- Work required: Which lines hold the string "title"? Copy every one of them.

- Data extract:
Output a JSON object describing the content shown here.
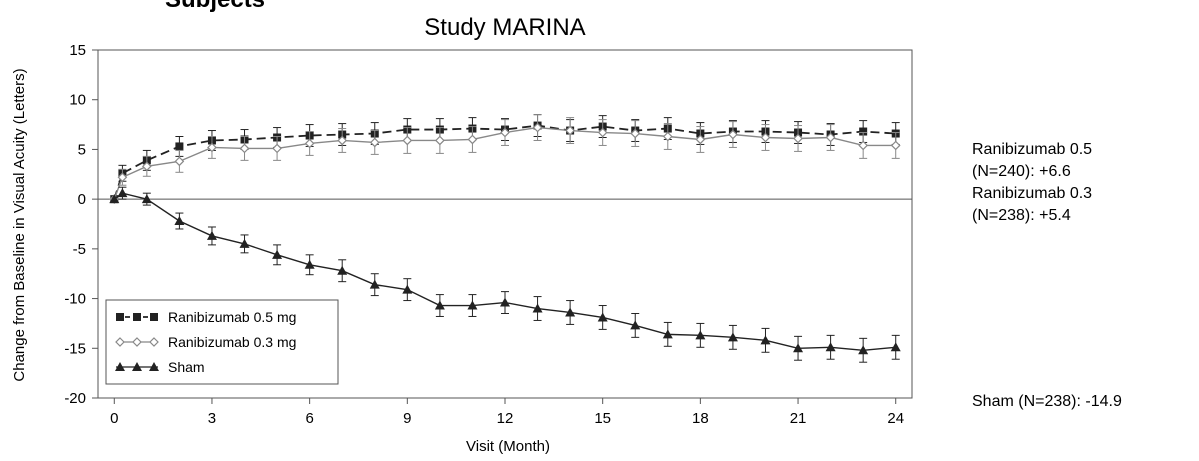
{
  "header": {
    "cut_heading": "Subjects",
    "title": "Study MARINA"
  },
  "side_notes": {
    "ranibizumab_05_line1": "Ranibizumab  0.5",
    "ranibizumab_05_line2": "(N=240):  +6.6",
    "ranibizumab_03_line1": "Ranibizumab  0.3",
    "ranibizumab_03_line2": "(N=238):  +5.4",
    "sham": "Sham  (N=238):  -14.9"
  },
  "chart_data": {
    "type": "line",
    "title": "Study MARINA",
    "xlabel": "Visit (Month)",
    "ylabel": "Change from Baseline in Visual Acuity (Letters)",
    "xlim": [
      -0.5,
      24.5
    ],
    "ylim": [
      -20,
      15
    ],
    "xticks": [
      0,
      3,
      6,
      9,
      12,
      15,
      18,
      21,
      24
    ],
    "yticks": [
      -20,
      -15,
      -10,
      -5,
      0,
      5,
      10,
      15
    ],
    "zero_line": true,
    "grid": false,
    "legend_position": "bottom-left",
    "x": [
      0,
      0.25,
      1,
      2,
      3,
      4,
      5,
      6,
      7,
      8,
      9,
      10,
      11,
      12,
      13,
      14,
      15,
      16,
      17,
      18,
      19,
      20,
      21,
      22,
      23,
      24
    ],
    "series": [
      {
        "name": "Ranibizumab 0.5 mg",
        "marker": "square",
        "line_style": "dashed",
        "color": "#222222",
        "values": [
          0,
          2.6,
          3.9,
          5.3,
          5.9,
          6.0,
          6.2,
          6.4,
          6.5,
          6.6,
          7.0,
          7.0,
          7.1,
          7.0,
          7.4,
          6.9,
          7.3,
          6.9,
          7.1,
          6.6,
          6.8,
          6.8,
          6.7,
          6.5,
          6.8,
          6.6
        ],
        "errors": [
          0,
          0.8,
          1.0,
          1.0,
          1.0,
          1.0,
          1.0,
          1.1,
          1.1,
          1.1,
          1.1,
          1.1,
          1.1,
          1.1,
          1.1,
          1.1,
          1.1,
          1.1,
          1.1,
          1.1,
          1.1,
          1.1,
          1.1,
          1.1,
          1.1,
          1.1
        ]
      },
      {
        "name": "Ranibizumab 0.3 mg",
        "marker": "diamond-open",
        "line_style": "solid",
        "color": "#888888",
        "values": [
          0,
          2.2,
          3.3,
          3.8,
          5.2,
          5.1,
          5.1,
          5.6,
          5.9,
          5.7,
          5.9,
          5.9,
          6.0,
          6.7,
          7.2,
          6.9,
          6.7,
          6.6,
          6.3,
          6.0,
          6.5,
          6.2,
          6.1,
          6.2,
          5.4,
          5.4
        ],
        "errors": [
          0,
          0.8,
          1.0,
          1.1,
          1.1,
          1.2,
          1.2,
          1.2,
          1.2,
          1.2,
          1.3,
          1.3,
          1.3,
          1.3,
          1.3,
          1.3,
          1.3,
          1.3,
          1.3,
          1.3,
          1.3,
          1.3,
          1.3,
          1.3,
          1.3,
          1.3
        ]
      },
      {
        "name": "Sham",
        "marker": "triangle",
        "line_style": "solid",
        "color": "#222222",
        "values": [
          0,
          0.6,
          0,
          -2.2,
          -3.7,
          -4.5,
          -5.6,
          -6.6,
          -7.2,
          -8.6,
          -9.1,
          -10.7,
          -10.7,
          -10.4,
          -11.0,
          -11.4,
          -11.9,
          -12.7,
          -13.6,
          -13.7,
          -13.9,
          -14.2,
          -15.0,
          -14.9,
          -15.2,
          -14.9
        ],
        "errors": [
          0,
          0.6,
          0.6,
          0.8,
          0.9,
          0.9,
          1.0,
          1.0,
          1.1,
          1.1,
          1.1,
          1.1,
          1.1,
          1.1,
          1.2,
          1.2,
          1.2,
          1.2,
          1.2,
          1.2,
          1.2,
          1.2,
          1.2,
          1.2,
          1.2,
          1.2
        ]
      }
    ]
  }
}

- Response:
    "title": "Study MARINA"
    "title": "Study MARINA",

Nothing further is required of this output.